Reproduce every one of the entries below character for character, keeping each line in its original order.

== DATA TO PROCESS ==
===

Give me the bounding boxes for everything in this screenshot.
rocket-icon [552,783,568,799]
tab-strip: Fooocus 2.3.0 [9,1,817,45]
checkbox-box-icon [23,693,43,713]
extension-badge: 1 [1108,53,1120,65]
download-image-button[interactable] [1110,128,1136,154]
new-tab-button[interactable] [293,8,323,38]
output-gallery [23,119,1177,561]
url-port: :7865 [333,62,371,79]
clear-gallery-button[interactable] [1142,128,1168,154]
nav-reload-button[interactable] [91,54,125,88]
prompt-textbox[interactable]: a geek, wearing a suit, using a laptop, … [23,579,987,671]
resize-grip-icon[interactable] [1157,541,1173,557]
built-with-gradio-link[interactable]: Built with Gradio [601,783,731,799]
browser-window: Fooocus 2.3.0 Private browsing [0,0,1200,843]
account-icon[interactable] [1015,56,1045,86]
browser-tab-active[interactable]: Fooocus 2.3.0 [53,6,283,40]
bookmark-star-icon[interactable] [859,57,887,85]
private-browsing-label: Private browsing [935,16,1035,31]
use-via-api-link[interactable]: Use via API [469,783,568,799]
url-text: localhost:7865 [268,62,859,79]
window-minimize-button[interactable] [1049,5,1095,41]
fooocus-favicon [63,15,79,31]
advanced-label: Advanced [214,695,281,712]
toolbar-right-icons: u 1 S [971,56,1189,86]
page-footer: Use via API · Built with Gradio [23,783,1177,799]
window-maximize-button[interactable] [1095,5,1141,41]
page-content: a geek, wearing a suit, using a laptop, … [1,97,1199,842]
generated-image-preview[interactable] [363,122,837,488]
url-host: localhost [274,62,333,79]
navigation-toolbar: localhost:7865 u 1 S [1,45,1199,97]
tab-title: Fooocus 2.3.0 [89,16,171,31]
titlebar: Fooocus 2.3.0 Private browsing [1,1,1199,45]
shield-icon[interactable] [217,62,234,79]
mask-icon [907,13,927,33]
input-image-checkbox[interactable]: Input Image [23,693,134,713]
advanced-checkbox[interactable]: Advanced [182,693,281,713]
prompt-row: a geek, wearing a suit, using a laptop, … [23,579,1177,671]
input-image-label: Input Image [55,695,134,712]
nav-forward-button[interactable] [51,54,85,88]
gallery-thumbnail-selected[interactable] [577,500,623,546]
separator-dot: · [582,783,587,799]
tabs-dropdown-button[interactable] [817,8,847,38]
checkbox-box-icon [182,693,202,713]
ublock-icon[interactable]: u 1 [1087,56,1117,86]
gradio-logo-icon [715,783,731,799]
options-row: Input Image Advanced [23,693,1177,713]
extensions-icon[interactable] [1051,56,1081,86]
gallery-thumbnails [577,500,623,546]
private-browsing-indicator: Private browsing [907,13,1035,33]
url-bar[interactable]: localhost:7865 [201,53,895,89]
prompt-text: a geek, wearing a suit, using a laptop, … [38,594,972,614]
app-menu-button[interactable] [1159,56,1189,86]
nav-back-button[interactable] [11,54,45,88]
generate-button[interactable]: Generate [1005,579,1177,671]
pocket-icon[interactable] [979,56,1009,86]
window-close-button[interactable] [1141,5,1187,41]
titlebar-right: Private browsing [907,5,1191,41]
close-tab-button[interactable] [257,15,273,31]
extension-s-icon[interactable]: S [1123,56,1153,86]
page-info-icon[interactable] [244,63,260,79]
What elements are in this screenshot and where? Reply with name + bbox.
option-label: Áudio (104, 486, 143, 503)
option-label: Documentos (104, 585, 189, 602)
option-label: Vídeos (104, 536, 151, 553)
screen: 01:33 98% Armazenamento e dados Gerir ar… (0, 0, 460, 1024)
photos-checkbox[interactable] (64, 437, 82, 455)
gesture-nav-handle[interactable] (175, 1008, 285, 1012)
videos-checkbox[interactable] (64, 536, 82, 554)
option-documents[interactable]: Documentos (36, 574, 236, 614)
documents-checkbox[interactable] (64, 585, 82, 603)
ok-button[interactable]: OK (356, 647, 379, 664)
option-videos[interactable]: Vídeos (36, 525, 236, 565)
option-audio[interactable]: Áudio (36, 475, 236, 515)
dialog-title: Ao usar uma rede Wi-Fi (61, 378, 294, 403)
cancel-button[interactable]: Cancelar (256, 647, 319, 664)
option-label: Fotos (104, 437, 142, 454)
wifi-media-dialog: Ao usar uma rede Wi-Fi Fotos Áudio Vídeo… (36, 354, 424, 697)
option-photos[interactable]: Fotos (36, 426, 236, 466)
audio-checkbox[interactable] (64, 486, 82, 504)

===

== PROBLEM SOLUTION ==
Give me the bounding boxes for everything in this screenshot.
rocket-icon [552,783,568,799]
tab-strip: Fooocus 2.3.0 [9,1,817,45]
checkbox-box-icon [23,693,43,713]
extension-badge: 1 [1108,53,1120,65]
download-image-button[interactable] [1110,128,1136,154]
new-tab-button[interactable] [293,8,323,38]
output-gallery [23,119,1177,561]
url-port: :7865 [333,62,371,79]
clear-gallery-button[interactable] [1142,128,1168,154]
nav-reload-button[interactable] [91,54,125,88]
prompt-textbox[interactable]: a geek, wearing a suit, using a laptop, … [23,579,987,671]
resize-grip-icon[interactable] [1157,541,1173,557]
built-with-gradio-link[interactable]: Built with Gradio [601,783,731,799]
browser-window: Fooocus 2.3.0 Private browsing [0,0,1200,843]
account-icon[interactable] [1015,56,1045,86]
browser-tab-active[interactable]: Fooocus 2.3.0 [53,6,283,40]
bookmark-star-icon[interactable] [859,57,887,85]
private-browsing-label: Private browsing [935,16,1035,31]
use-via-api-link[interactable]: Use via API [469,783,568,799]
url-text: localhost:7865 [268,62,859,79]
window-minimize-button[interactable] [1049,5,1095,41]
fooocus-favicon [63,15,79,31]
advanced-label: Advanced [214,695,281,712]
toolbar-right-icons: u 1 S [971,56,1189,86]
page-footer: Use via API · Built with Gradio [23,783,1177,799]
window-maximize-button[interactable] [1095,5,1141,41]
page-content: a geek, wearing a suit, using a laptop, … [1,97,1199,842]
generated-image-preview[interactable] [363,122,837,488]
url-host: localhost [274,62,333,79]
navigation-toolbar: localhost:7865 u 1 S [1,45,1199,97]
tab-title: Fooocus 2.3.0 [89,16,171,31]
titlebar: Fooocus 2.3.0 Private browsing [1,1,1199,45]
shield-icon[interactable] [217,62,234,79]
mask-icon [907,13,927,33]
input-image-checkbox[interactable]: Input Image [23,693,134,713]
advanced-checkbox[interactable]: Advanced [182,693,281,713]
prompt-row: a geek, wearing a suit, using a laptop, … [23,579,1177,671]
input-image-label: Input Image [55,695,134,712]
nav-forward-button[interactable] [51,54,85,88]
gallery-thumbnail-selected[interactable] [577,500,623,546]
separator-dot: · [582,783,587,799]
tabs-dropdown-button[interactable] [817,8,847,38]
checkbox-box-icon [182,693,202,713]
ublock-icon[interactable]: u 1 [1087,56,1117,86]
gradio-logo-icon [715,783,731,799]
options-row: Input Image Advanced [23,693,1177,713]
extensions-icon[interactable] [1051,56,1081,86]
gallery-thumbnails [577,500,623,546]
private-browsing-indicator: Private browsing [907,13,1035,33]
url-bar[interactable]: localhost:7865 [201,53,895,89]
prompt-text: a geek, wearing a suit, using a laptop, … [38,594,972,614]
app-menu-button[interactable] [1159,56,1189,86]
nav-back-button[interactable] [11,54,45,88]
generate-button[interactable]: Generate [1005,579,1177,671]
pocket-icon[interactable] [979,56,1009,86]
window-close-button[interactable] [1141,5,1187,41]
titlebar-right: Private browsing [907,5,1191,41]
close-tab-button[interactable] [257,15,273,31]
extension-s-icon[interactable]: S [1123,56,1153,86]
page-info-icon[interactable] [244,63,260,79]
What elements are in this screenshot and where? Reply with name + bbox.
option-label: Áudio (104, 486, 143, 503)
option-label: Documentos (104, 585, 189, 602)
option-label: Vídeos (104, 536, 151, 553)
screen: 01:33 98% Armazenamento e dados Gerir ar… (0, 0, 460, 1024)
photos-checkbox[interactable] (64, 437, 82, 455)
gesture-nav-handle[interactable] (175, 1008, 285, 1012)
videos-checkbox[interactable] (64, 536, 82, 554)
option-documents[interactable]: Documentos (36, 574, 236, 614)
documents-checkbox[interactable] (64, 585, 82, 603)
ok-button[interactable]: OK (356, 647, 379, 664)
option-videos[interactable]: Vídeos (36, 525, 236, 565)
option-audio[interactable]: Áudio (36, 475, 236, 515)
dialog-title: Ao usar uma rede Wi-Fi (61, 378, 294, 403)
cancel-button[interactable]: Cancelar (256, 647, 319, 664)
option-label: Fotos (104, 437, 142, 454)
wifi-media-dialog: Ao usar uma rede Wi-Fi Fotos Áudio Vídeo… (36, 354, 424, 697)
option-photos[interactable]: Fotos (36, 426, 236, 466)
audio-checkbox[interactable] (64, 486, 82, 504)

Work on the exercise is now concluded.